--- Short exercise ---
Which lines in the records below contain the word "color"? Copy each of them.

─── Listed entries ───

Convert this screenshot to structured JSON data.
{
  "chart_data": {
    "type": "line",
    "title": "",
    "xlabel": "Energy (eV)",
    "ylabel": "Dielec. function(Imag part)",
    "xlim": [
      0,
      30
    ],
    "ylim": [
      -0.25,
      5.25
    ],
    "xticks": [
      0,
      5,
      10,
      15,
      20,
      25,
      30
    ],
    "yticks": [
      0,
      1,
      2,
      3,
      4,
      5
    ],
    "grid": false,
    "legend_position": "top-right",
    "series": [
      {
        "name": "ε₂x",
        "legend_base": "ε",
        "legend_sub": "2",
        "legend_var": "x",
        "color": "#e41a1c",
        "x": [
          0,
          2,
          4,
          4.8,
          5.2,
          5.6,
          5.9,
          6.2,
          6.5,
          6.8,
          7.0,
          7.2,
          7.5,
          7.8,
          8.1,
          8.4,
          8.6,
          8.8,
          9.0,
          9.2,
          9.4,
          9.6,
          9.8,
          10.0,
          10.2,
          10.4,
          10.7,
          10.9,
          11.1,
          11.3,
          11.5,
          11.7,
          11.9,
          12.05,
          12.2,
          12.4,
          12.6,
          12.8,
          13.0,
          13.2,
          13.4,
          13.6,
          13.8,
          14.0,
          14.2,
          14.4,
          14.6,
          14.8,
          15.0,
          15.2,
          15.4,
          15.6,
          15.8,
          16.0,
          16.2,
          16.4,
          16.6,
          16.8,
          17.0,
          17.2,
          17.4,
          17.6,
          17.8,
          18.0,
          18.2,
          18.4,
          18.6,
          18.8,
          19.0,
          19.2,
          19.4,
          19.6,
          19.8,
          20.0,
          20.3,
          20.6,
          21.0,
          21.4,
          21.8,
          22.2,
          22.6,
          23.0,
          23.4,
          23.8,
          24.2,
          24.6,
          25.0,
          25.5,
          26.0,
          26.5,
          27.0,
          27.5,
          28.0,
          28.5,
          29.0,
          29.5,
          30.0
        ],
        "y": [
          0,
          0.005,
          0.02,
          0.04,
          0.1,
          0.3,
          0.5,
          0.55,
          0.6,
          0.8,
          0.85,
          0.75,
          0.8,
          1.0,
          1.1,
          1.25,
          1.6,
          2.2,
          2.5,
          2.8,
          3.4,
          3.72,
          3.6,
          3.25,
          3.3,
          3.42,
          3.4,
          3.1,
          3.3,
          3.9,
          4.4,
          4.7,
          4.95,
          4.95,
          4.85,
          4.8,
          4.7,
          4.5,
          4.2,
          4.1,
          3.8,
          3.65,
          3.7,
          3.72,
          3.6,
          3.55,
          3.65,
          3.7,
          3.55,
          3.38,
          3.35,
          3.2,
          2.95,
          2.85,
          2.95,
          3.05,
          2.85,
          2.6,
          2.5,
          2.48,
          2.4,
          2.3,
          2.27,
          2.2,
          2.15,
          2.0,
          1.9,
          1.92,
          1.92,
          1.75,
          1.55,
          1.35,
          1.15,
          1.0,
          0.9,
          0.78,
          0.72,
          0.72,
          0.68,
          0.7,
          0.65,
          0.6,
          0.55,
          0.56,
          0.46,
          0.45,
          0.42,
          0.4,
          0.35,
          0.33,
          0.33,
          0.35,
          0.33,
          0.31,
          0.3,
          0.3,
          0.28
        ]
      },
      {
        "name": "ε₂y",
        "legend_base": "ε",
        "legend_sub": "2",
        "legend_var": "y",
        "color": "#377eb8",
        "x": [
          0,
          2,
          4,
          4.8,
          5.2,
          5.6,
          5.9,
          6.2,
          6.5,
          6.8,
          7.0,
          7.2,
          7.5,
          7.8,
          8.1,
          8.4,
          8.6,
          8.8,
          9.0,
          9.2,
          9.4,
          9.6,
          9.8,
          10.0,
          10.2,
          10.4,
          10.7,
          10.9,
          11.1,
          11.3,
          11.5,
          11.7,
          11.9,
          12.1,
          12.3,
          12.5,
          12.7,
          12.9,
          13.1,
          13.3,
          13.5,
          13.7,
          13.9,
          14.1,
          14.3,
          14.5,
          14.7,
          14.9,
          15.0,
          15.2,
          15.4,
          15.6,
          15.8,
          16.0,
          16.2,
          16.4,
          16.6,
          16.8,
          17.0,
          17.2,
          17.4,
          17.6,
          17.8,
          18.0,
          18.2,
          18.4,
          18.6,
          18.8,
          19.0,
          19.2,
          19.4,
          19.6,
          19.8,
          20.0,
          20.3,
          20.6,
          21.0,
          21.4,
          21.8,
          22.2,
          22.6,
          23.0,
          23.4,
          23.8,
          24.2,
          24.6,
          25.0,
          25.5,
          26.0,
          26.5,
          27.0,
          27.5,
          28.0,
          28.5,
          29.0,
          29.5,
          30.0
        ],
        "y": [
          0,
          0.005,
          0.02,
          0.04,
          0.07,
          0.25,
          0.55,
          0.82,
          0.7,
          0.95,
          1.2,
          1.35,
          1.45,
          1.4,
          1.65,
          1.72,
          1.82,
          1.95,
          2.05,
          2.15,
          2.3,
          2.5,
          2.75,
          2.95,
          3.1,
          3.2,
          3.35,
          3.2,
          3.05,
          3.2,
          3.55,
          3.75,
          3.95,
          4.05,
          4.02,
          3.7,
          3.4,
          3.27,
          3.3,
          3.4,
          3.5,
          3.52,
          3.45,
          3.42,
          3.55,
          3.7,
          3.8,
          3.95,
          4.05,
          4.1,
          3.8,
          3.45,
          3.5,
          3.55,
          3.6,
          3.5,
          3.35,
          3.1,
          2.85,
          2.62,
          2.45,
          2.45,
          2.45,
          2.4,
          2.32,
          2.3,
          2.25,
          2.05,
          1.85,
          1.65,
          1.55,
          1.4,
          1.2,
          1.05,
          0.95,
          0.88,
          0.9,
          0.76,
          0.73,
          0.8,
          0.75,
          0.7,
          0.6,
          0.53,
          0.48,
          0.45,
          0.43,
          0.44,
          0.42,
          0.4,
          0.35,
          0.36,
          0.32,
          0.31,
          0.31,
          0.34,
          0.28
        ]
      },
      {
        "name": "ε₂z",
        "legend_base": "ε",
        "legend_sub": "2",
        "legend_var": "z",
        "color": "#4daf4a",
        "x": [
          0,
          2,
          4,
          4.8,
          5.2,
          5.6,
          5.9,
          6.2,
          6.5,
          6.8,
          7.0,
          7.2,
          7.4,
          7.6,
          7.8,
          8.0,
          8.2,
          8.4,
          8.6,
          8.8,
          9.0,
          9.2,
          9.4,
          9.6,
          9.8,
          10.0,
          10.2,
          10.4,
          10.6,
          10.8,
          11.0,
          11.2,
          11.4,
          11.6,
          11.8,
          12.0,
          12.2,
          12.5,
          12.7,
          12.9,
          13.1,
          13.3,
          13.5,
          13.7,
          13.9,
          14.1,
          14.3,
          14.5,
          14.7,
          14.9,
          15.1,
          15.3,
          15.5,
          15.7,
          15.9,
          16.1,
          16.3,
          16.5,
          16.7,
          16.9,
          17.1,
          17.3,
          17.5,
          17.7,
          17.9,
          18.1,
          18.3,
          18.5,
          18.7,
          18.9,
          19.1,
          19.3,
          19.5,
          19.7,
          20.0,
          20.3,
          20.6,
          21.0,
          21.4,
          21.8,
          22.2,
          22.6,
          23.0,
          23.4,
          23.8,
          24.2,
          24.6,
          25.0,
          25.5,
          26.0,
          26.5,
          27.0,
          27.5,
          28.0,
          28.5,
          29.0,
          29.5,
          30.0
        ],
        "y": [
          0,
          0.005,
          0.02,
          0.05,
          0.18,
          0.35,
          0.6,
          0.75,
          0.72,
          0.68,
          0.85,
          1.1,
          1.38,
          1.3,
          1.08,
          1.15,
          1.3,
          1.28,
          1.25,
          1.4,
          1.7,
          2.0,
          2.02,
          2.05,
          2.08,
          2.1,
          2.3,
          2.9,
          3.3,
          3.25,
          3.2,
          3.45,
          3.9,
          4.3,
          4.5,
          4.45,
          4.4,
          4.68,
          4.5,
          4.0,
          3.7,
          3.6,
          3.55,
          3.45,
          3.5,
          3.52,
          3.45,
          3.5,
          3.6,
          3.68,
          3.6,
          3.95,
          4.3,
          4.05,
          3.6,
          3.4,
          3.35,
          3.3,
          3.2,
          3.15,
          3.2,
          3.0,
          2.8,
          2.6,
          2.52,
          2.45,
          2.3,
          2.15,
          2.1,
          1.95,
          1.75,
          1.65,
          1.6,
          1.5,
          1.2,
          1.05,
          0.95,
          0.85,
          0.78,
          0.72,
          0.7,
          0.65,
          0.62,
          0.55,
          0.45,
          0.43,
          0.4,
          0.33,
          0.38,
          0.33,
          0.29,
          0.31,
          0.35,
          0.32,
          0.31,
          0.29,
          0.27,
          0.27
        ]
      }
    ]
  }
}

───

--- Task response ---
        "color": "#e41a1c",
        "color": "#377eb8",
        "color": "#4daf4a",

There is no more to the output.